▸ YOUR OBJECTIVE: Leave out the pictures and repeat everything else in the records exactly.
---- AVAILABLE DATA
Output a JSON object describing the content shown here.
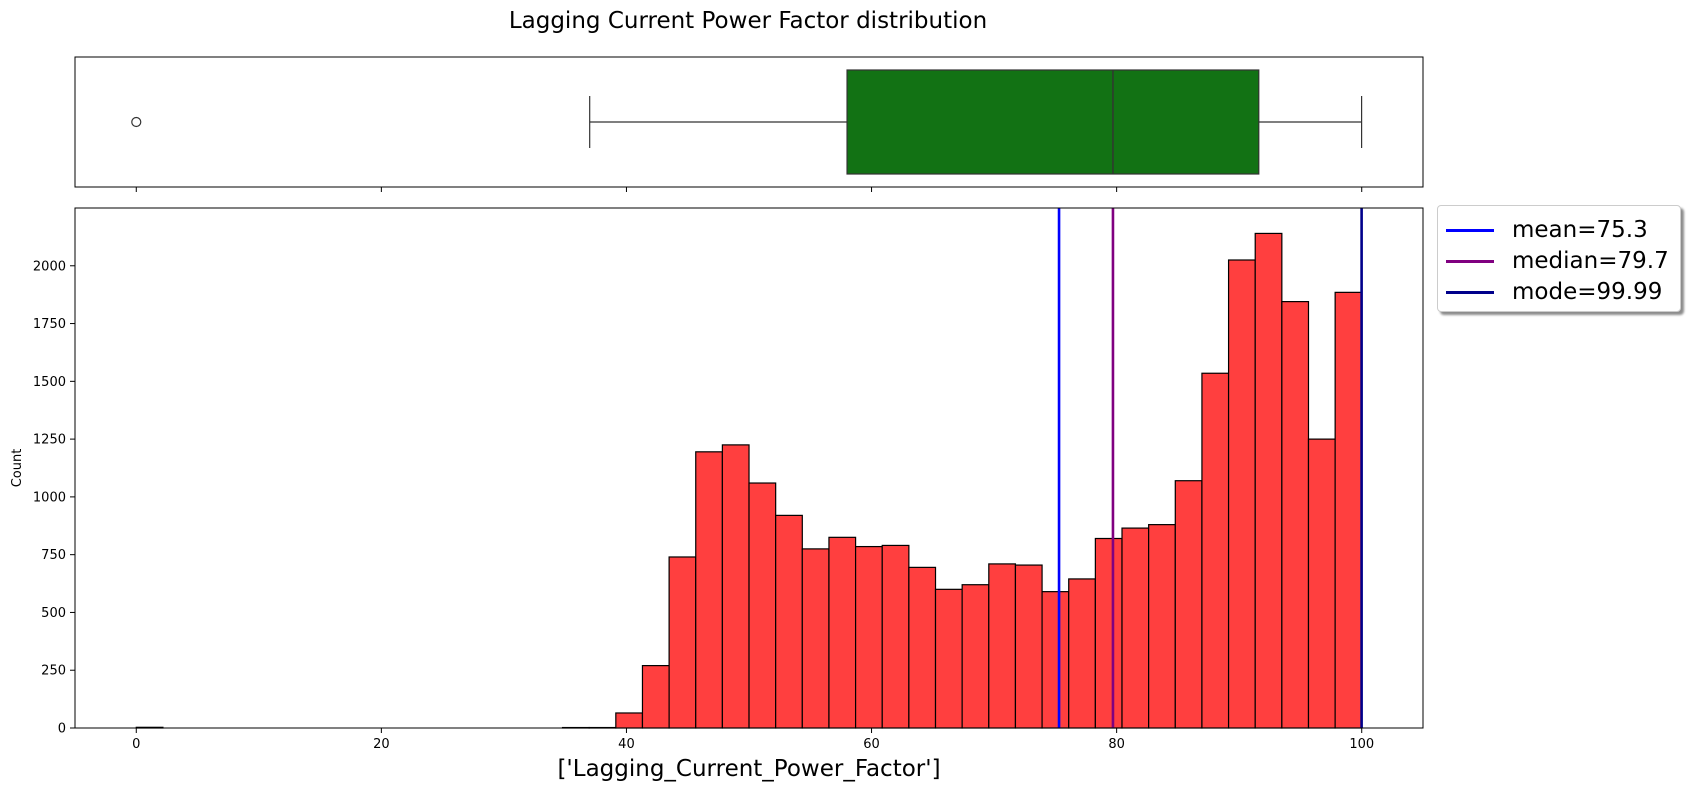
{
  "chart_data": [
    {
      "type": "box",
      "title": "Lagging Current Power Factor distribution",
      "box": {
        "whisker_low": 37.0,
        "q1": 58.0,
        "median": 79.7,
        "q3": 91.6,
        "whisker_high": 99.99,
        "outliers": [
          0.0
        ],
        "color": "#127214"
      },
      "xlim": [
        -5,
        105
      ]
    },
    {
      "type": "bar",
      "xlabel": "['Lagging_Current_Power_Factor']",
      "ylabel": "Count",
      "xlim": [
        -5,
        105
      ],
      "ylim": [
        0,
        2250
      ],
      "xticks": [
        0,
        20,
        40,
        60,
        80,
        100
      ],
      "yticks": [
        0,
        250,
        500,
        750,
        1000,
        1250,
        1500,
        1750,
        2000
      ],
      "bin_width": 2.174,
      "bin_start": 0,
      "bar_color": "#ff3f3f",
      "values": [
        3,
        0,
        0,
        0,
        0,
        0,
        0,
        0,
        0,
        0,
        0,
        0,
        0,
        0,
        0,
        0,
        2,
        2,
        65,
        270,
        740,
        1195,
        1225,
        1060,
        920,
        775,
        825,
        785,
        790,
        695,
        600,
        620,
        710,
        705,
        590,
        645,
        820,
        865,
        880,
        1070,
        1535,
        2025,
        2140,
        1845,
        1250,
        1885
      ],
      "lines": [
        {
          "name": "mean=75.3",
          "x": 75.3,
          "color": "#0000ff"
        },
        {
          "name": "median=79.7",
          "x": 79.7,
          "color": "#800080"
        },
        {
          "name": "mode=99.99",
          "x": 99.99,
          "color": "#00008b"
        }
      ]
    }
  ]
}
--------
▸ THE RESPONSE:
Output a JSON object describing the content shown here.
{
  "chart_data": [
    {
      "type": "box",
      "title": "Lagging Current Power Factor distribution",
      "box": {
        "whisker_low": 37.0,
        "q1": 58.0,
        "median": 79.7,
        "q3": 91.6,
        "whisker_high": 99.99,
        "outliers": [
          0.0
        ],
        "color": "#127214"
      },
      "xlim": [
        -5,
        105
      ]
    },
    {
      "type": "bar",
      "xlabel": "['Lagging_Current_Power_Factor']",
      "ylabel": "Count",
      "xlim": [
        -5,
        105
      ],
      "ylim": [
        0,
        2250
      ],
      "xticks": [
        0,
        20,
        40,
        60,
        80,
        100
      ],
      "yticks": [
        0,
        250,
        500,
        750,
        1000,
        1250,
        1500,
        1750,
        2000
      ],
      "bin_width": 2.174,
      "bin_start": 0,
      "bar_color": "#ff3f3f",
      "values": [
        3,
        0,
        0,
        0,
        0,
        0,
        0,
        0,
        0,
        0,
        0,
        0,
        0,
        0,
        0,
        0,
        2,
        2,
        65,
        270,
        740,
        1195,
        1225,
        1060,
        920,
        775,
        825,
        785,
        790,
        695,
        600,
        620,
        710,
        705,
        590,
        645,
        820,
        865,
        880,
        1070,
        1535,
        2025,
        2140,
        1845,
        1250,
        1885
      ],
      "lines": [
        {
          "name": "mean=75.3",
          "x": 75.3,
          "color": "#0000ff"
        },
        {
          "name": "median=79.7",
          "x": 79.7,
          "color": "#800080"
        },
        {
          "name": "mode=99.99",
          "x": 99.99,
          "color": "#00008b"
        }
      ]
    }
  ]
}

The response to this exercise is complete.